Work required: Pick out the lines below that contain the string "this" and copy them all.

Figure data in JSON:
[Start]

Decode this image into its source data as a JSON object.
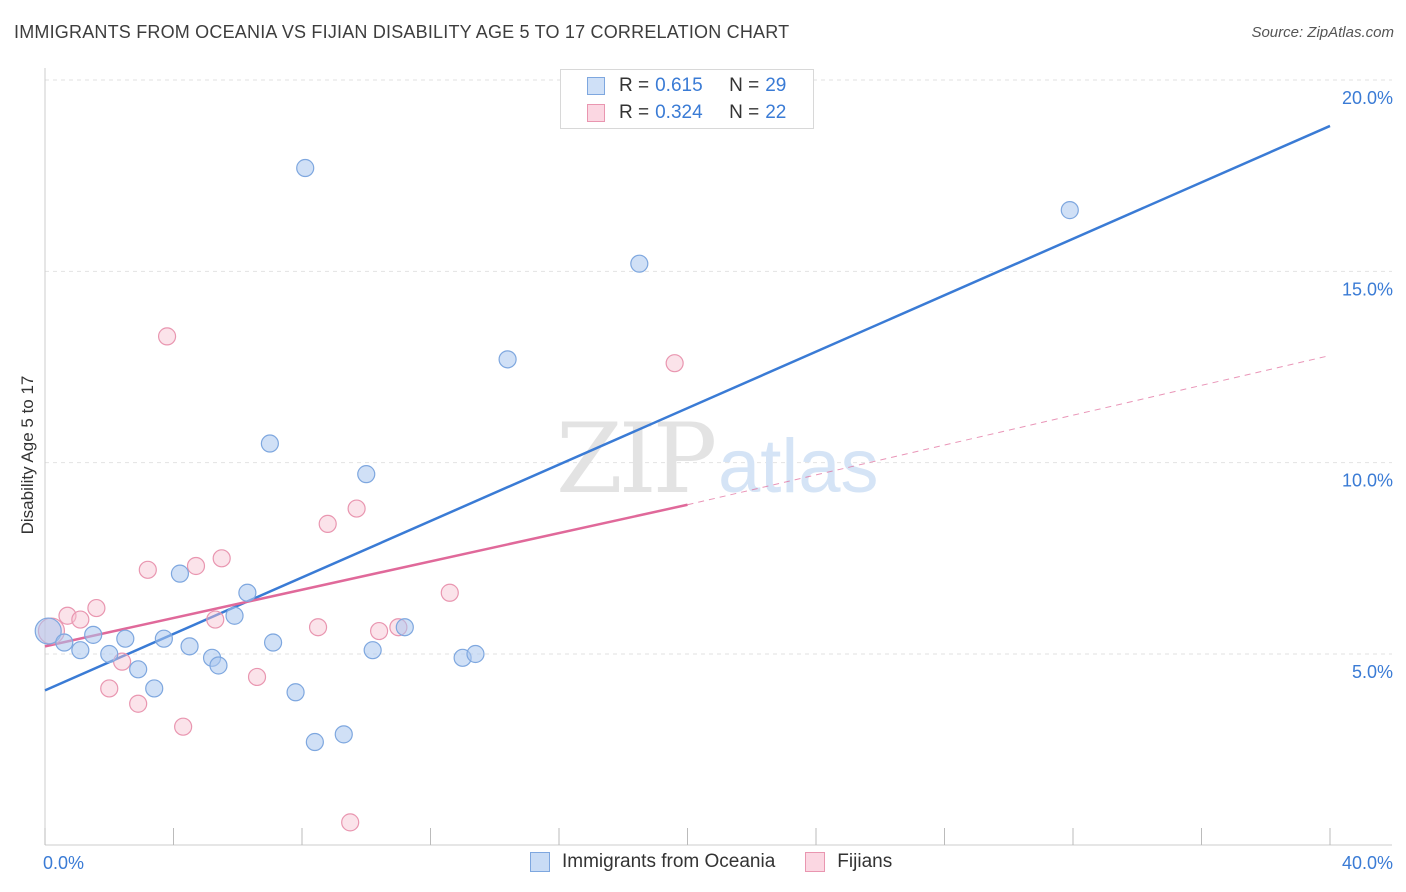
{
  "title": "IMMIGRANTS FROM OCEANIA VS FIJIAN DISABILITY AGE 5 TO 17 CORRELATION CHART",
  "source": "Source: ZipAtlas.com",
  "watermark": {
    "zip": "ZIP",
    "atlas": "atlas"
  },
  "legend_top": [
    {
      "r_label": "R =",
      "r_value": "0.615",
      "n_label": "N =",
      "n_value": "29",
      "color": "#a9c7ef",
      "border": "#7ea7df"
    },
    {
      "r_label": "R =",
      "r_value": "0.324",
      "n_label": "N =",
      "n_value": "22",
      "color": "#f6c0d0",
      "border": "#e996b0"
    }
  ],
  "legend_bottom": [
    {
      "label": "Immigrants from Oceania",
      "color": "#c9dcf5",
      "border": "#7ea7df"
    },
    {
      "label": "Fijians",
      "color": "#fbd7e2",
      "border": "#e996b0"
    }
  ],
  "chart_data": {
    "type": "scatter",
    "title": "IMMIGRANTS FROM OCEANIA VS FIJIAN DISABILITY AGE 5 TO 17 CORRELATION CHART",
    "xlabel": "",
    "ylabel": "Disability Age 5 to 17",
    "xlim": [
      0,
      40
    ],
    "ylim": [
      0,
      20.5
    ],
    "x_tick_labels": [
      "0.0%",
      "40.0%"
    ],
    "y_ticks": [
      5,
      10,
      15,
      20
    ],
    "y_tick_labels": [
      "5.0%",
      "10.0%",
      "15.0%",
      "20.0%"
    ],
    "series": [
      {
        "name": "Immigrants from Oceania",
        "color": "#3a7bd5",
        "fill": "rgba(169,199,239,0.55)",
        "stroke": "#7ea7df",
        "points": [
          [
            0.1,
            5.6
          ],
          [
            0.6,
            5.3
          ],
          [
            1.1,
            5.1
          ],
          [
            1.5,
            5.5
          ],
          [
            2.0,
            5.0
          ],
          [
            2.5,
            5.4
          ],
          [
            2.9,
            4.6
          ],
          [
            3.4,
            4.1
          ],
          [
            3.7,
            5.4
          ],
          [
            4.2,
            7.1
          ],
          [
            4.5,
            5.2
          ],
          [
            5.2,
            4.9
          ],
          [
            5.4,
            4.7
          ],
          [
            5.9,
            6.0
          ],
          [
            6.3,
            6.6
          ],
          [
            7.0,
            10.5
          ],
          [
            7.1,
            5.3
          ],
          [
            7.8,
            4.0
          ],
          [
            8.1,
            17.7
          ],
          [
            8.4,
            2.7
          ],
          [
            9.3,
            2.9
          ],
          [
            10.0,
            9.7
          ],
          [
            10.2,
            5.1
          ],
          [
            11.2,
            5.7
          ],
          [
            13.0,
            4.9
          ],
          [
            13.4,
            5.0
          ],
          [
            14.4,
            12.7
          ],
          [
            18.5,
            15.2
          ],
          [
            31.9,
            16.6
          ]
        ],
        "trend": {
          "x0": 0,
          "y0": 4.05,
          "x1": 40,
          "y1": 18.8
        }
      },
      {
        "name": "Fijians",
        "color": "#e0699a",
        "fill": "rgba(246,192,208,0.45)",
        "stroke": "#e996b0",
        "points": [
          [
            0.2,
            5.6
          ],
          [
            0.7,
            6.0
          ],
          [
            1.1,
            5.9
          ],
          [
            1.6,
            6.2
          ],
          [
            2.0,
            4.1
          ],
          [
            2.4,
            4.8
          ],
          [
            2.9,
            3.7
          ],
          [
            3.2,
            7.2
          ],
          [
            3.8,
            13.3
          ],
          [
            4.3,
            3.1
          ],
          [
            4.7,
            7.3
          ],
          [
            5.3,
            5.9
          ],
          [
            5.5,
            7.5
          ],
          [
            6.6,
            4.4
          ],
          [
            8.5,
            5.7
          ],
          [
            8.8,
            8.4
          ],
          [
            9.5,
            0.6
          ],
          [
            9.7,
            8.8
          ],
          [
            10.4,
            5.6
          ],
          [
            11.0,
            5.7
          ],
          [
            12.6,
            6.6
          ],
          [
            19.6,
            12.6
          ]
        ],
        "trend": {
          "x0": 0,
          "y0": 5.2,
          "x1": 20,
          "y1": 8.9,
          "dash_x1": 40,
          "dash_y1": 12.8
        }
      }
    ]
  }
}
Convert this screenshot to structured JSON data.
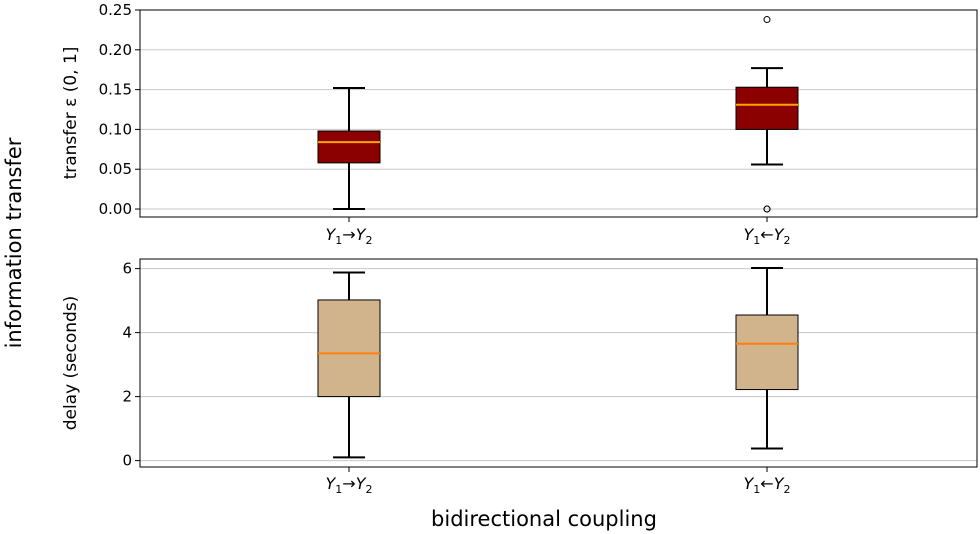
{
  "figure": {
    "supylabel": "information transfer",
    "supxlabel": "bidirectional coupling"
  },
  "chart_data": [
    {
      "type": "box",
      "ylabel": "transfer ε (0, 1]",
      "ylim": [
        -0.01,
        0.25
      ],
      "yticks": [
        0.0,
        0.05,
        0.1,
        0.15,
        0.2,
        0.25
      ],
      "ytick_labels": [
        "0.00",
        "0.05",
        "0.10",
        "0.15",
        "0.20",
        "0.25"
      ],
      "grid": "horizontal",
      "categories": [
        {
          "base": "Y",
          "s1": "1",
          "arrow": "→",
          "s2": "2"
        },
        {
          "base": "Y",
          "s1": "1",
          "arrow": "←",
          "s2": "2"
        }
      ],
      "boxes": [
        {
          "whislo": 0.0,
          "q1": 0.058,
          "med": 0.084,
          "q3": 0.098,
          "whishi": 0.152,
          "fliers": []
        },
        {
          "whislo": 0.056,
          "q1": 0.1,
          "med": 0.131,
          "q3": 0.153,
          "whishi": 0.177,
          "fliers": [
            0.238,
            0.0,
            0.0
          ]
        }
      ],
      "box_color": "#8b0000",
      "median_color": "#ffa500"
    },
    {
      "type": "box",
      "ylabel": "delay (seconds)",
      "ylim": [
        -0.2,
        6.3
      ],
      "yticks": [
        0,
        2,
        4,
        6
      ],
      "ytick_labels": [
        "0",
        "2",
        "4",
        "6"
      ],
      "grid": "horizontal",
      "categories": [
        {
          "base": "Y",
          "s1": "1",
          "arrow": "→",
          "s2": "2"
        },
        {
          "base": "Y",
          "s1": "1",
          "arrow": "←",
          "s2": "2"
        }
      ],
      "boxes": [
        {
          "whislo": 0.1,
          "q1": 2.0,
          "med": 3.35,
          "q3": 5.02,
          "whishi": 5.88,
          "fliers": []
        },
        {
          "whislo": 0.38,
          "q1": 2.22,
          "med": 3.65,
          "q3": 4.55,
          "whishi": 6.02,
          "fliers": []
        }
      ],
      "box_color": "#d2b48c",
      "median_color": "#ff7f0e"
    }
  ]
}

[End]
[Start]

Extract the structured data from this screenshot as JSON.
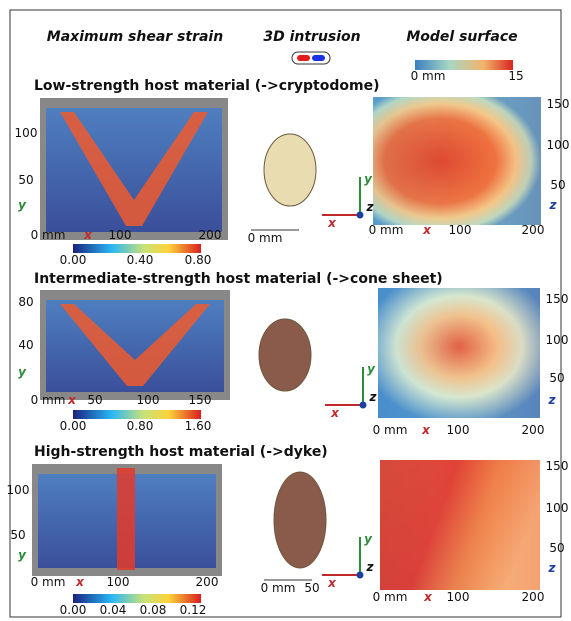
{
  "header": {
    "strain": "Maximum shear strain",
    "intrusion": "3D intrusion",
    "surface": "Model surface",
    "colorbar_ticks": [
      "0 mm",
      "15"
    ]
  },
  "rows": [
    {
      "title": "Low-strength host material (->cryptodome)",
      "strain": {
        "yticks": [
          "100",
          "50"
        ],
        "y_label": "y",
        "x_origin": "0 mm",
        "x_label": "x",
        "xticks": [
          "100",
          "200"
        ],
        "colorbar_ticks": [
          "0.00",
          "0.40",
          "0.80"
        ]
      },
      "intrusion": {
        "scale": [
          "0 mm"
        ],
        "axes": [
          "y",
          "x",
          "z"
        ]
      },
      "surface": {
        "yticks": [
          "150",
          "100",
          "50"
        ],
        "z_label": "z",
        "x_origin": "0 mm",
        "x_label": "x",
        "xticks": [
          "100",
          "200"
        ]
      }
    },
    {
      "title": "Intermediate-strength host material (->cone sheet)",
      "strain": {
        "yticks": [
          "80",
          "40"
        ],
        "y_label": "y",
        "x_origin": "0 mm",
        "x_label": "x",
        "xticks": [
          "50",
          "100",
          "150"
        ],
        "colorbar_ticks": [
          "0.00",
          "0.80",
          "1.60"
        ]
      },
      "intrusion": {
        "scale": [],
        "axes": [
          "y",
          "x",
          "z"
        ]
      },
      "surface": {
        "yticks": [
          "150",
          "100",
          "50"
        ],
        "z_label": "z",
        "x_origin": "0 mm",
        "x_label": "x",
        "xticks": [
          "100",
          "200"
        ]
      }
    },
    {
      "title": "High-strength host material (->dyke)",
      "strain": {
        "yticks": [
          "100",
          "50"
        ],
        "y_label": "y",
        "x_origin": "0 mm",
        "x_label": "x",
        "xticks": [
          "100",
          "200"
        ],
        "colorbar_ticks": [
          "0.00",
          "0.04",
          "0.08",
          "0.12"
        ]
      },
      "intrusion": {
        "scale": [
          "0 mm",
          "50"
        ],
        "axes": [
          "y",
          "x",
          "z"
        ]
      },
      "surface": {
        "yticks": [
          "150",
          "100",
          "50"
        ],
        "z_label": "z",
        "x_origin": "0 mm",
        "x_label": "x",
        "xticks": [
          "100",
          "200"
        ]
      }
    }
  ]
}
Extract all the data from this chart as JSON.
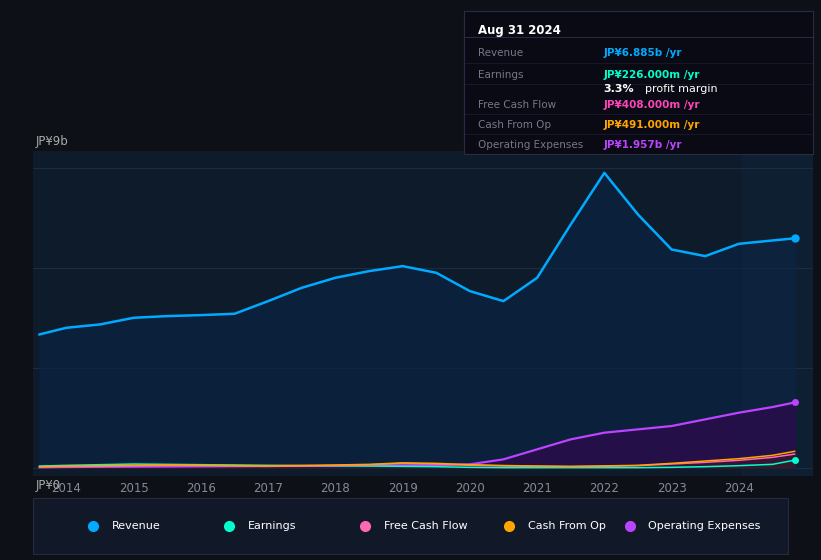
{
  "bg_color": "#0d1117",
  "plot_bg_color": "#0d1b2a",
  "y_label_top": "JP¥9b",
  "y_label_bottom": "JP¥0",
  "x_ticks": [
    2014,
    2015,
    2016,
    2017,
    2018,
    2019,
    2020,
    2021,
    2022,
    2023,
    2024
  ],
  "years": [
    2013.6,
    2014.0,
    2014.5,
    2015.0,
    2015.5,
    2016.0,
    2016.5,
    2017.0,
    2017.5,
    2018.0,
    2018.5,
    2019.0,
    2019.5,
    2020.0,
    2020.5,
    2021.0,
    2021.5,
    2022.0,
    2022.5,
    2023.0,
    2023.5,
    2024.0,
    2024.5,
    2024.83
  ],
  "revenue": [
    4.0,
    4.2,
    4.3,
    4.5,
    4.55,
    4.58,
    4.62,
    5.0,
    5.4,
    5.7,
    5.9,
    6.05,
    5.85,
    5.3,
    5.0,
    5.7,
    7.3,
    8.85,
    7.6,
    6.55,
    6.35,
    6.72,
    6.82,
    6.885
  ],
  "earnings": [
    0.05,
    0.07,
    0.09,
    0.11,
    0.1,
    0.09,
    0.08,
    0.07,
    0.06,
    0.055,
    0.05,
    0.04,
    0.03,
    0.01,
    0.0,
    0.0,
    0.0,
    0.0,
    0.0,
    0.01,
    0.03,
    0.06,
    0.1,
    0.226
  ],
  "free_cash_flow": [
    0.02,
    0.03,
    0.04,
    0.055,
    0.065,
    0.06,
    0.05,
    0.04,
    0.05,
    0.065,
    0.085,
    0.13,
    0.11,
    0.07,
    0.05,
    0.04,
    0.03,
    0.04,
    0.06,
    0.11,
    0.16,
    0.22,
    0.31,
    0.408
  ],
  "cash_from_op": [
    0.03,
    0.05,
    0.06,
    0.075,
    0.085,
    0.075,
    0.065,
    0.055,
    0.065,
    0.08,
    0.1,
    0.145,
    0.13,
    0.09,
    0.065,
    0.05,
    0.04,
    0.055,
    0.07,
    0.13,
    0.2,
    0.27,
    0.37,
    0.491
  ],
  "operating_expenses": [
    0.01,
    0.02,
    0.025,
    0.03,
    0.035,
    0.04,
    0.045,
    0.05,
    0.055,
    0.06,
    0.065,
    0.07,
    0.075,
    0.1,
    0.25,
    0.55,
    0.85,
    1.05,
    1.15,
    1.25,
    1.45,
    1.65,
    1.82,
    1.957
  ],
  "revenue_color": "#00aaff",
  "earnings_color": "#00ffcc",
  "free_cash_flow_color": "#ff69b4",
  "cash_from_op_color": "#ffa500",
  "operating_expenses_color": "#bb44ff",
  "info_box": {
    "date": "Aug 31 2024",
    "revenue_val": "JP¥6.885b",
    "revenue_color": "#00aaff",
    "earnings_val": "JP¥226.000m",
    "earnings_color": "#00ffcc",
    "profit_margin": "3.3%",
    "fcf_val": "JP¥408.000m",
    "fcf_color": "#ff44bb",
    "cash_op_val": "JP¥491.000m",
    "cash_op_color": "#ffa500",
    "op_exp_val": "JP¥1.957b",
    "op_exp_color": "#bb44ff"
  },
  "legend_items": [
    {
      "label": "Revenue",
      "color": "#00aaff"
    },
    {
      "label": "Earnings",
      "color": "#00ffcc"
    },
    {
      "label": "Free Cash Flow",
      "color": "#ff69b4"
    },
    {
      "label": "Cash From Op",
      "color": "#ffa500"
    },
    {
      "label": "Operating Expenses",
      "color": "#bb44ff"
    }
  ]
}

[End]

Response:
Decode this image into its source data as a JSON object.
Convert this screenshot to structured JSON data.
Extract the structured data from this screenshot as JSON.
Extract all the data from this chart as JSON.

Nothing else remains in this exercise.